> **REQUIREMENT**:
Print all entries precisely as they are written.
_ _ _ _
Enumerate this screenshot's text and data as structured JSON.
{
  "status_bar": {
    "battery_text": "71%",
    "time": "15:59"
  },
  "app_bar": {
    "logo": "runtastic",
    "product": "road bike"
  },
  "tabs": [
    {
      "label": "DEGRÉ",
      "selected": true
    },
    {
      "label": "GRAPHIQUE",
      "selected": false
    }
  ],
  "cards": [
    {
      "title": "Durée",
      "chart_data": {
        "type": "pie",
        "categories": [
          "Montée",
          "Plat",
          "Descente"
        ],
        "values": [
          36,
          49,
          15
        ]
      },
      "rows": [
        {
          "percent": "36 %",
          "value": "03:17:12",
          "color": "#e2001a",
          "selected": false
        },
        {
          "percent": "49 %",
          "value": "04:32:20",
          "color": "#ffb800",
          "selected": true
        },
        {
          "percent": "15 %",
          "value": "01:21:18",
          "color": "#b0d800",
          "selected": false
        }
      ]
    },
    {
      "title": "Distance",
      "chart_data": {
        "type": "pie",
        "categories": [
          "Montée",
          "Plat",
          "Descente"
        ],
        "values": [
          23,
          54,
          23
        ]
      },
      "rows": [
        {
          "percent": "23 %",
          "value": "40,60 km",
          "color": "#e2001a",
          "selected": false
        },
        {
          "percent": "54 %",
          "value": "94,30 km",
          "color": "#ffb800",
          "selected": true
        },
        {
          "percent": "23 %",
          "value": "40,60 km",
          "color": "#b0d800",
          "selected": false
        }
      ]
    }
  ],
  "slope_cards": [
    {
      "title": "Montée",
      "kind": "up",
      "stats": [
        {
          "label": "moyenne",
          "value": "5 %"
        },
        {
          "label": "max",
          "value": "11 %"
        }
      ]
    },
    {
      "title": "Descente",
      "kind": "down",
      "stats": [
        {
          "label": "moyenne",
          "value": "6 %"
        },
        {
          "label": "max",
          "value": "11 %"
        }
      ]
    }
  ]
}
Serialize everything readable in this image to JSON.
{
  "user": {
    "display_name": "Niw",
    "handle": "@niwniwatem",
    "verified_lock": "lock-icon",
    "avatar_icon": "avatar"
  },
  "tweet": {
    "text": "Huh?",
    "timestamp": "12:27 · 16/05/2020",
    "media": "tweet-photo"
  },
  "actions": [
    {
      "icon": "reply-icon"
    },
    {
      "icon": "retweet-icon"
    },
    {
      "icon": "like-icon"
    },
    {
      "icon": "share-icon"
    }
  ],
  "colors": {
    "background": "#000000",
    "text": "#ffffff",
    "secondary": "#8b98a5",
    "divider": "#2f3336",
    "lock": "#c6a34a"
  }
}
_ _ _ _
> **WRITTEN SOLUTION**:
Enumerate this screenshot's text and data as structured JSON.
{
  "status_bar": {
    "battery_text": "71%",
    "time": "15:59"
  },
  "app_bar": {
    "logo": "runtastic",
    "product": "road bike"
  },
  "tabs": [
    {
      "label": "DEGRÉ",
      "selected": true
    },
    {
      "label": "GRAPHIQUE",
      "selected": false
    }
  ],
  "cards": [
    {
      "title": "Durée",
      "chart_data": {
        "type": "pie",
        "categories": [
          "Montée",
          "Plat",
          "Descente"
        ],
        "values": [
          36,
          49,
          15
        ]
      },
      "rows": [
        {
          "percent": "36 %",
          "value": "03:17:12",
          "color": "#e2001a",
          "selected": false
        },
        {
          "percent": "49 %",
          "value": "04:32:20",
          "color": "#ffb800",
          "selected": true
        },
        {
          "percent": "15 %",
          "value": "01:21:18",
          "color": "#b0d800",
          "selected": false
        }
      ]
    },
    {
      "title": "Distance",
      "chart_data": {
        "type": "pie",
        "categories": [
          "Montée",
          "Plat",
          "Descente"
        ],
        "values": [
          23,
          54,
          23
        ]
      },
      "rows": [
        {
          "percent": "23 %",
          "value": "40,60 km",
          "color": "#e2001a",
          "selected": false
        },
        {
          "percent": "54 %",
          "value": "94,30 km",
          "color": "#ffb800",
          "selected": true
        },
        {
          "percent": "23 %",
          "value": "40,60 km",
          "color": "#b0d800",
          "selected": false
        }
      ]
    }
  ],
  "slope_cards": [
    {
      "title": "Montée",
      "kind": "up",
      "stats": [
        {
          "label": "moyenne",
          "value": "5 %"
        },
        {
          "label": "max",
          "value": "11 %"
        }
      ]
    },
    {
      "title": "Descente",
      "kind": "down",
      "stats": [
        {
          "label": "moyenne",
          "value": "6 %"
        },
        {
          "label": "max",
          "value": "11 %"
        }
      ]
    }
  ]
}
Serialize everything readable in this image to JSON.
{
  "user": {
    "display_name": "Niw",
    "handle": "@niwniwatem",
    "verified_lock": "lock-icon",
    "avatar_icon": "avatar"
  },
  "tweet": {
    "text": "Huh?",
    "timestamp": "12:27 · 16/05/2020",
    "media": "tweet-photo"
  },
  "actions": [
    {
      "icon": "reply-icon"
    },
    {
      "icon": "retweet-icon"
    },
    {
      "icon": "like-icon"
    },
    {
      "icon": "share-icon"
    }
  ],
  "colors": {
    "background": "#000000",
    "text": "#ffffff",
    "secondary": "#8b98a5",
    "divider": "#2f3336",
    "lock": "#c6a34a"
  }
}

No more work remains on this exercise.